**MATERIAL FOR THIS EXERCISE**
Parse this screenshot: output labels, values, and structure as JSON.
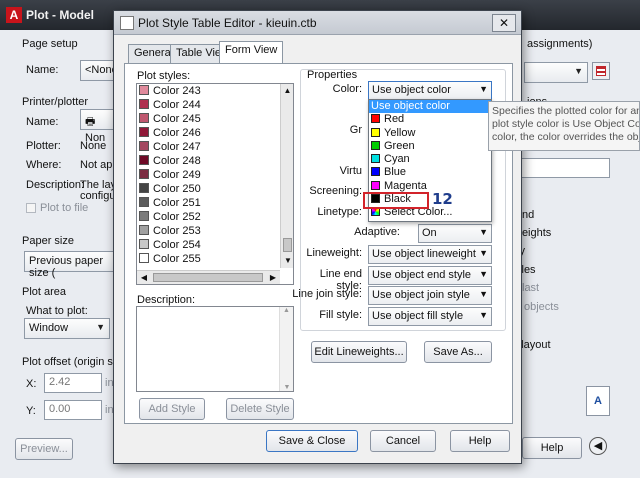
{
  "plot_window": {
    "title": "Plot - Model",
    "sections": {
      "page_setup": "Page setup",
      "name_label": "Name:",
      "name_value": "<None",
      "printer": "Printer/plotter",
      "printer_name_label": "Name:",
      "printer_name_value": "Non",
      "plotter_label": "Plotter:",
      "plotter_value": "None",
      "where_label": "Where:",
      "where_value": "Not appli",
      "description_label": "Description:",
      "description_value_1": "The layo",
      "description_value_2": "configur",
      "plot_to_file": "Plot to file",
      "paper_size": "Paper size",
      "paper_size_value": "Previous paper size (",
      "plot_area": "Plot area",
      "what_to_plot": "What to plot:",
      "what_to_plot_value": "Window",
      "plot_offset": "Plot offset (origin set to",
      "x_label": "X:",
      "x_value": "2.42",
      "x_unit": "in",
      "y_label": "Y:",
      "y_value": "0.00",
      "y_unit": "in",
      "preview_button": "Preview..."
    },
    "right_side": {
      "assignments": "assignments)",
      "options_partial": "ions",
      "background_partial": "nd",
      "lineweights_partial": "weights",
      "transparency_partial": "cy",
      "styles_partial": "yles",
      "last_partial": "last",
      "objects_partial": "objects",
      "layout_partial": "o layout",
      "help_button": "Help"
    }
  },
  "dialog": {
    "title": "Plot Style Table Editor - kieuin.ctb",
    "close_glyph": "✕",
    "tabs": [
      "General",
      "Table View",
      "Form View"
    ],
    "active_tab": "Form View",
    "plot_styles_label": "Plot styles:",
    "plot_styles": [
      {
        "name": "Color 243",
        "color": "#e08a9c"
      },
      {
        "name": "Color 244",
        "color": "#b03050"
      },
      {
        "name": "Color 245",
        "color": "#c05870"
      },
      {
        "name": "Color 246",
        "color": "#901838"
      },
      {
        "name": "Color 247",
        "color": "#a44860"
      },
      {
        "name": "Color 248",
        "color": "#6e0a26"
      },
      {
        "name": "Color 249",
        "color": "#7c2c42"
      },
      {
        "name": "Color 250",
        "color": "#444444"
      },
      {
        "name": "Color 251",
        "color": "#5c5c5c"
      },
      {
        "name": "Color 252",
        "color": "#7c7c7c"
      },
      {
        "name": "Color 253",
        "color": "#a0a0a0"
      },
      {
        "name": "Color 254",
        "color": "#c8c8c8"
      },
      {
        "name": "Color 255",
        "color": "#ffffff"
      }
    ],
    "description_label": "Description:",
    "add_style": "Add Style",
    "delete_style": "Delete Style",
    "properties": {
      "group_label": "Properties",
      "color_label": "Color:",
      "color_value": "Use object color",
      "dither_partial": "Gr",
      "virtual_partial": "Virtu",
      "screening_label": "Screening:",
      "linetype_label": "Linetype:",
      "adaptive_label": "Adaptive:",
      "adaptive_value": "On",
      "lineweight_label": "Lineweight:",
      "lineweight_value": "Use object lineweight",
      "line_end_label": "Line end style:",
      "line_end_value": "Use object end style",
      "line_join_label": "Line join style:",
      "line_join_value": "Use object join style",
      "fill_label": "Fill style:",
      "fill_value": "Use object fill style",
      "edit_lineweights": "Edit Lineweights...",
      "save_as": "Save As..."
    },
    "color_dropdown": [
      {
        "label": "Use object color",
        "swatch": null,
        "selected": true
      },
      {
        "label": "Red",
        "swatch": "#ff0000"
      },
      {
        "label": "Yellow",
        "swatch": "#ffff00"
      },
      {
        "label": "Green",
        "swatch": "#00cc00"
      },
      {
        "label": "Cyan",
        "swatch": "#00e0e0"
      },
      {
        "label": "Blue",
        "swatch": "#0000ff"
      },
      {
        "label": "Magenta",
        "swatch": "#ff00ff"
      },
      {
        "label": "Black",
        "swatch": "#000000"
      },
      {
        "label": "Select Color...",
        "swatch": "multi"
      }
    ],
    "annotation_number": "12",
    "tooltip_lines": [
      "Specifies the plotted color for an",
      "plot style color is Use Object Colo",
      "color, the color overrides the obje"
    ],
    "buttons": {
      "save_close": "Save & Close",
      "cancel": "Cancel",
      "help": "Help"
    }
  },
  "colors": {
    "accent_highlight": "#3399ff",
    "annotation_box": "#d2232a",
    "annotation_text": "#1f3d8c"
  }
}
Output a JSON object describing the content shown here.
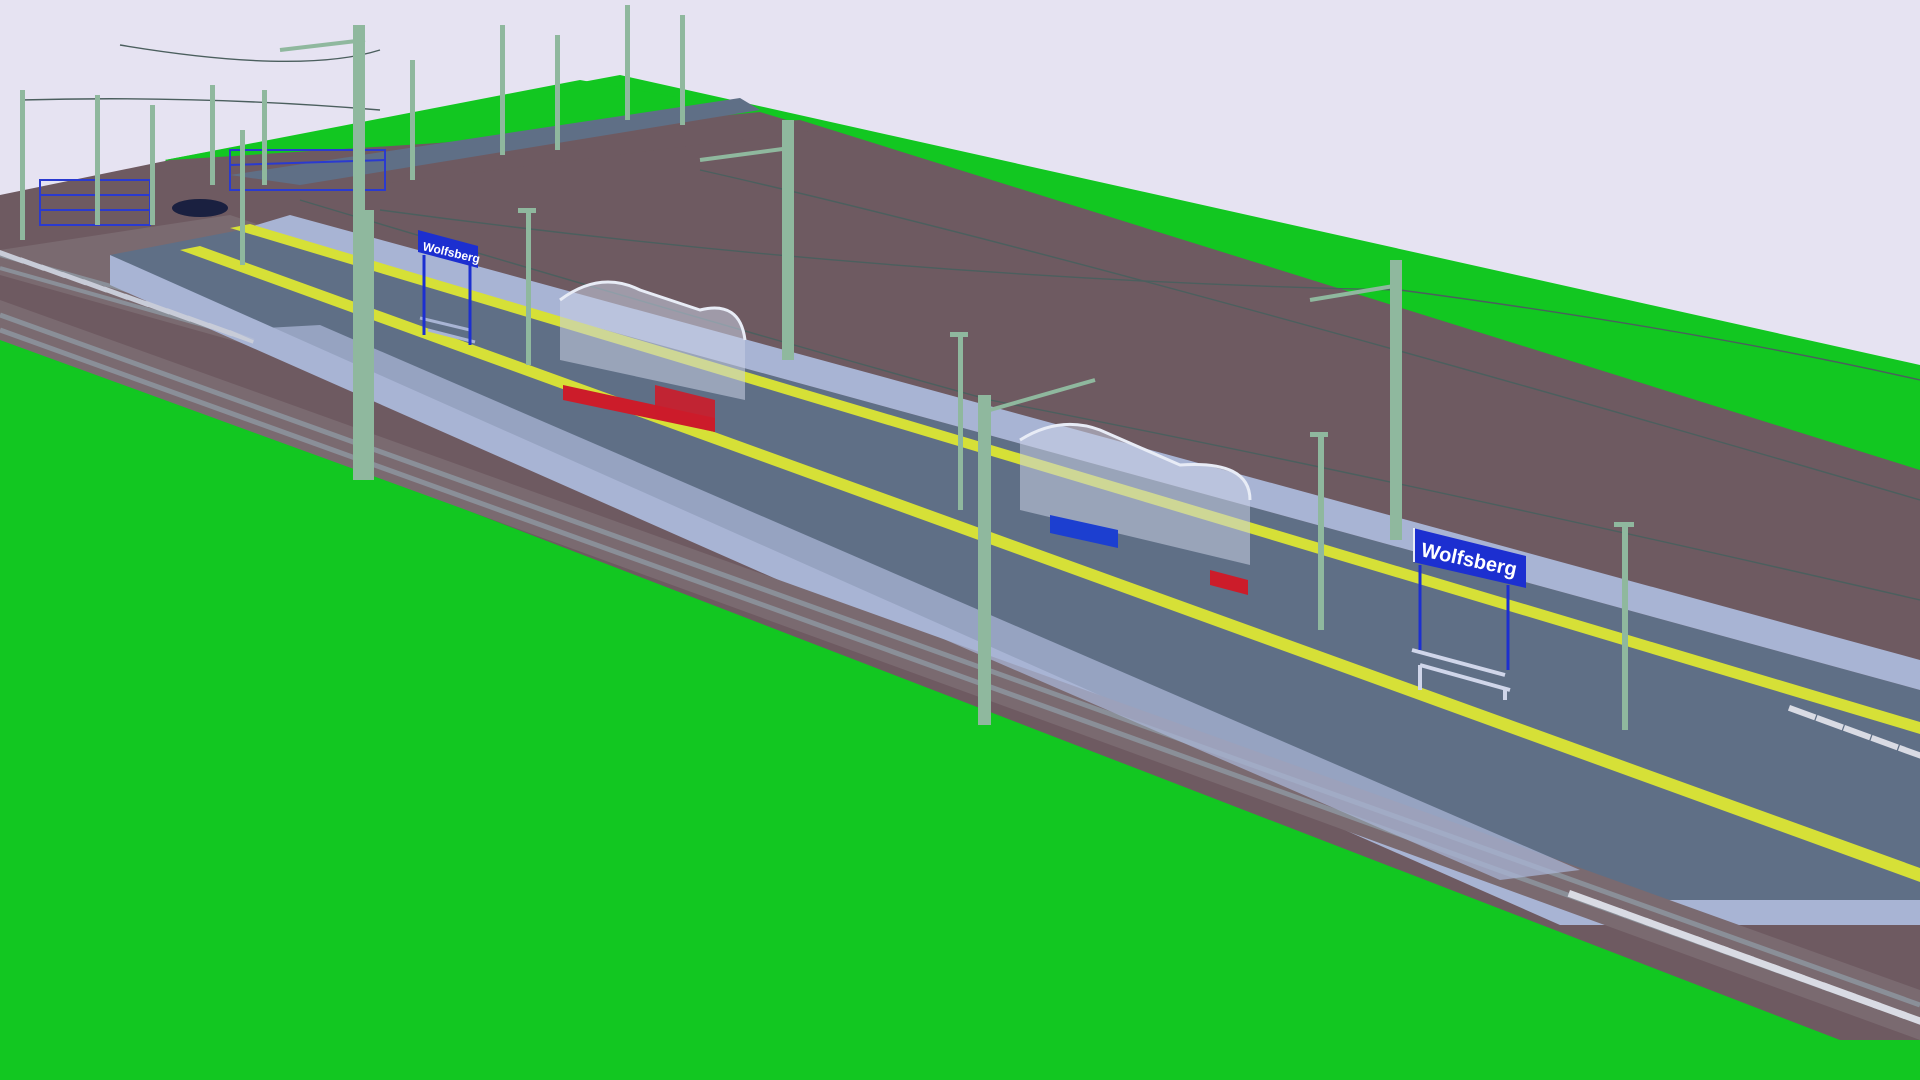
{
  "scene": {
    "station_name_far": "Wolfsberg",
    "station_name_near": "Wolfsberg"
  },
  "colors": {
    "sky": "#e6e3f2",
    "grass": "#12c721",
    "ballast": "#6e5a61",
    "platform": "#5f6f86",
    "platform_edge_light": "#a8b4d4",
    "safety_line": "#d6e037",
    "rail": "#8a8f98",
    "sleeper": "#d9dbe4",
    "mast": "#8fb89e",
    "catenary_wire": "#4b5f5e",
    "sign_blue": "#1c2fd0",
    "shelter_glass": "#c8d0e4",
    "shelter_red": "#cc1c2a",
    "shelter_blue": "#1c3fd0",
    "fence_blue": "#2a3ad0",
    "car": "#1a2040"
  },
  "icons": {
    "station_sign": "station-sign",
    "shelter": "platform-shelter",
    "bench": "bench",
    "lamp": "lamp-post",
    "mast": "catenary-mast",
    "car": "car"
  }
}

**TASK**
Pull every line containing the word "Table" out of the material.

**REPLY TO THE EXERCISE**
    "title": "Plot Style Table Editor - kieuin.ctb",
      "Table View",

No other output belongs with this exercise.